▶ What you have to do:
Take every line that has the string "with" and copy it out.

▶ Data to process:
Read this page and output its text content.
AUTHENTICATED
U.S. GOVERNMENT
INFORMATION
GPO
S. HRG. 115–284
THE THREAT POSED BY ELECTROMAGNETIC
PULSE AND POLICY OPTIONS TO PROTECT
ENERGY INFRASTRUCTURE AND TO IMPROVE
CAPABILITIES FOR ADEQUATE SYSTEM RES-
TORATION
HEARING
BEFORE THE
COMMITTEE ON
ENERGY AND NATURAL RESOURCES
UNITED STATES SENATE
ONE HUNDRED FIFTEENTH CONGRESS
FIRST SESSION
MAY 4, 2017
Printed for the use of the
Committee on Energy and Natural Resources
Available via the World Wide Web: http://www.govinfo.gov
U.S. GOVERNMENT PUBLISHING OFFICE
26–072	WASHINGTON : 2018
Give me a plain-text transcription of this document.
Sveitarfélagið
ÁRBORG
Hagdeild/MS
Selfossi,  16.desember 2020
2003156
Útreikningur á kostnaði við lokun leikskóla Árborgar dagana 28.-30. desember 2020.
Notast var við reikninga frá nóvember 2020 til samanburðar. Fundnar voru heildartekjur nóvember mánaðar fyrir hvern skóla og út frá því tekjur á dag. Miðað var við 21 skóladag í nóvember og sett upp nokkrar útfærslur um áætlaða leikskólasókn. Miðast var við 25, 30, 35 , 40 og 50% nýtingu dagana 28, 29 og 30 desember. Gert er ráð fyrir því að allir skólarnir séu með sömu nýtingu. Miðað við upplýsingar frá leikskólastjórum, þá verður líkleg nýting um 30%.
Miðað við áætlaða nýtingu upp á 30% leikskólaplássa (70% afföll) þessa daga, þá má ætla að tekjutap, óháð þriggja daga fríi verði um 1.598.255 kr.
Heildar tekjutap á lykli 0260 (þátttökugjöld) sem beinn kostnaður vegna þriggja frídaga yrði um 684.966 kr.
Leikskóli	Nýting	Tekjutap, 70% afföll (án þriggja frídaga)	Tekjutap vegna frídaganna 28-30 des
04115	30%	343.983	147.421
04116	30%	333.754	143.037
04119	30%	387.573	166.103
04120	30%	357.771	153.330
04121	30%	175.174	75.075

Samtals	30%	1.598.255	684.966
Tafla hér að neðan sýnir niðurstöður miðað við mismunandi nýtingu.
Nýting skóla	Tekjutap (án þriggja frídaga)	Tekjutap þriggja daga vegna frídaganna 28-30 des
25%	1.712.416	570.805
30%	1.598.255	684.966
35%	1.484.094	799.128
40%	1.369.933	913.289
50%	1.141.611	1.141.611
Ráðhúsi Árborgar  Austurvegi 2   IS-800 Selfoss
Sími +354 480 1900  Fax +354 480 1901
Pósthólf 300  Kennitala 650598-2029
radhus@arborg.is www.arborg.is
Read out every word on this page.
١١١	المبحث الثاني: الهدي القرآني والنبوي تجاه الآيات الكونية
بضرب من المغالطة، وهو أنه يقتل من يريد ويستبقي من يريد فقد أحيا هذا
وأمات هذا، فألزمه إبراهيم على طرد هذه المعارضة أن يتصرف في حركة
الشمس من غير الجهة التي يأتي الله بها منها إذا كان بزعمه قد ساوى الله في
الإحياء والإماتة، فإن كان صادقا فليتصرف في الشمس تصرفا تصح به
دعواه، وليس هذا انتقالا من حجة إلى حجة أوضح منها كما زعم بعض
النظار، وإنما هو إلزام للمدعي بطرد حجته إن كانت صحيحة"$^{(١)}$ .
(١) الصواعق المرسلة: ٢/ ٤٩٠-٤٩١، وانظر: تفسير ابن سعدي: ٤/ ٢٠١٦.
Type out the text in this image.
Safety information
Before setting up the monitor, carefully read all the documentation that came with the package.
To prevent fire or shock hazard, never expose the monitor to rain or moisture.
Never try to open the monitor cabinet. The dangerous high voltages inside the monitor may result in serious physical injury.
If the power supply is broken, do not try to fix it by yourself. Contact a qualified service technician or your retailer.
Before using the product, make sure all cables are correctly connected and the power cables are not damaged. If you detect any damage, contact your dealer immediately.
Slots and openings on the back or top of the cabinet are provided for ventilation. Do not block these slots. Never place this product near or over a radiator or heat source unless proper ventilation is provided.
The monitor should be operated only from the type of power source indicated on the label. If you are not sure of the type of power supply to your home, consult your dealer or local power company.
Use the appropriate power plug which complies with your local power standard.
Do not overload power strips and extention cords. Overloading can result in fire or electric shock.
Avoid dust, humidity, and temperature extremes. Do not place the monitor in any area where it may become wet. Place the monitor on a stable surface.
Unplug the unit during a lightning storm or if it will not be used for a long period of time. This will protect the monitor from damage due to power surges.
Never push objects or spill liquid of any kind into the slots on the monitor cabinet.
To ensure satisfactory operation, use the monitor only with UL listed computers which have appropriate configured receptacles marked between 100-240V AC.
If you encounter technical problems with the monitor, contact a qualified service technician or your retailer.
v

▶ Worked answer:
Before setting up the monitor, carefully read all the documentation that came with the package.
Use the appropriate power plug which complies with your local power standard.
To ensure satisfactory operation, use the monitor only with UL listed computers which have appropriate configured receptacles marked between 100-240V AC.
If you encounter technical problems with the monitor, contact a qualified service technician or your retailer.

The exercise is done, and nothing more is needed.